EXERCISE DESCRIPTION: Your task is to print the material below exactly as presented.

Collection entries:

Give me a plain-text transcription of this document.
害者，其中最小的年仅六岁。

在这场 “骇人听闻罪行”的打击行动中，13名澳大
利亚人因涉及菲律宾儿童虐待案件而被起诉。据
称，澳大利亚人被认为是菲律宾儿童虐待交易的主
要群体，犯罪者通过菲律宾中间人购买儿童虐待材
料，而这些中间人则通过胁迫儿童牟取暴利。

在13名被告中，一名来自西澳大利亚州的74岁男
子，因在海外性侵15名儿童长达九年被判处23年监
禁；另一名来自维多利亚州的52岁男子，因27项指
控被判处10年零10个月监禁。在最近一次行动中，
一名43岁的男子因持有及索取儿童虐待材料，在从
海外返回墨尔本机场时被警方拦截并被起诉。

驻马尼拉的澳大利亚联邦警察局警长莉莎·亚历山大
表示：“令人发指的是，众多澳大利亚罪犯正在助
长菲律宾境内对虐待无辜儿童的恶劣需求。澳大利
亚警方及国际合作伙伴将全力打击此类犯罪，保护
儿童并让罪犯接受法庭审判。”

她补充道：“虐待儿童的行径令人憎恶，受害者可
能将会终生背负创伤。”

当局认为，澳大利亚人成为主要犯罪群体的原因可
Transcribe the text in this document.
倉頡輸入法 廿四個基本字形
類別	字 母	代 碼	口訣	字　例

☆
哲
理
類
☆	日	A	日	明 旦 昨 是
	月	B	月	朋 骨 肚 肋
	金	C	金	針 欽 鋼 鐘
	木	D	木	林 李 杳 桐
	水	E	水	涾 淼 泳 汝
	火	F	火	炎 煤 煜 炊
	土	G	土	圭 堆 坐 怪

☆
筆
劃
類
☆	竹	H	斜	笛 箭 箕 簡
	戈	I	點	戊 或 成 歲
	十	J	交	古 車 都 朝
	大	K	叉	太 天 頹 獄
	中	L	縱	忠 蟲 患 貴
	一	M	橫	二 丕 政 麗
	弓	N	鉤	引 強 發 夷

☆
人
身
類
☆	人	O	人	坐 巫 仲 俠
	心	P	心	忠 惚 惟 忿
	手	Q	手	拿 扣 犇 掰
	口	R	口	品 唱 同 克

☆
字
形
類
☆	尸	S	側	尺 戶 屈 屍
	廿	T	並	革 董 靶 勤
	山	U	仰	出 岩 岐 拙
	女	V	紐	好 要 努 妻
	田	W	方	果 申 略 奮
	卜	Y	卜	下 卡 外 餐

RESPONSE BELOW:
Give me a plain-text transcription of this document.
害者，其中最小的年仅六岁。

在这场 “骇人听闻罪行”的打击行动中，13名澳大
利亚人因涉及菲律宾儿童虐待案件而被起诉。据
称，澳大利亚人被认为是菲律宾儿童虐待交易的主
要群体，犯罪者通过菲律宾中间人购买儿童虐待材
料，而这些中间人则通过胁迫儿童牟取暴利。

在13名被告中，一名来自西澳大利亚州的74岁男
子，因在海外性侵15名儿童长达九年被判处23年监
禁；另一名来自维多利亚州的52岁男子，因27项指
控被判处10年零10个月监禁。在最近一次行动中，
一名43岁的男子因持有及索取儿童虐待材料，在从
海外返回墨尔本机场时被警方拦截并被起诉。

驻马尼拉的澳大利亚联邦警察局警长莉莎·亚历山大
表示：“令人发指的是，众多澳大利亚罪犯正在助
长菲律宾境内对虐待无辜儿童的恶劣需求。澳大利
亚警方及国际合作伙伴将全力打击此类犯罪，保护
儿童并让罪犯接受法庭审判。”

她补充道：“虐待儿童的行径令人憎恶，受害者可
能将会终生背负创伤。”

当局认为，澳大利亚人成为主要犯罪群体的原因可
Transcribe the text in this document.
倉頡輸入法 廿四個基本字形
類別	字 母	代 碼	口訣	字　例

☆
哲
理
類
☆	日	A	日	明 旦 昨 是
	月	B	月	朋 骨 肚 肋
	金	C	金	針 欽 鋼 鐘
	木	D	木	林 李 杳 桐
	水	E	水	涾 淼 泳 汝
	火	F	火	炎 煤 煜 炊
	土	G	土	圭 堆 坐 怪

☆
筆
劃
類
☆	竹	H	斜	笛 箭 箕 簡
	戈	I	點	戊 或 成 歲
	十	J	交	古 車 都 朝
	大	K	叉	太 天 頹 獄
	中	L	縱	忠 蟲 患 貴
	一	M	橫	二 丕 政 麗
	弓	N	鉤	引 強 發 夷

☆
人
身
類
☆	人	O	人	坐 巫 仲 俠
	心	P	心	忠 惚 惟 忿
	手	Q	手	拿 扣 犇 掰
	口	R	口	品 唱 同 克

☆
字
形
類
☆	尸	S	側	尺 戶 屈 屍
	廿	T	並	革 董 靶 勤
	山	U	仰	出 岩 岐 拙
	女	V	紐	好 要 努 妻
	田	W	方	果 申 略 奮
	卜	Y	卜	下 卡 外 餐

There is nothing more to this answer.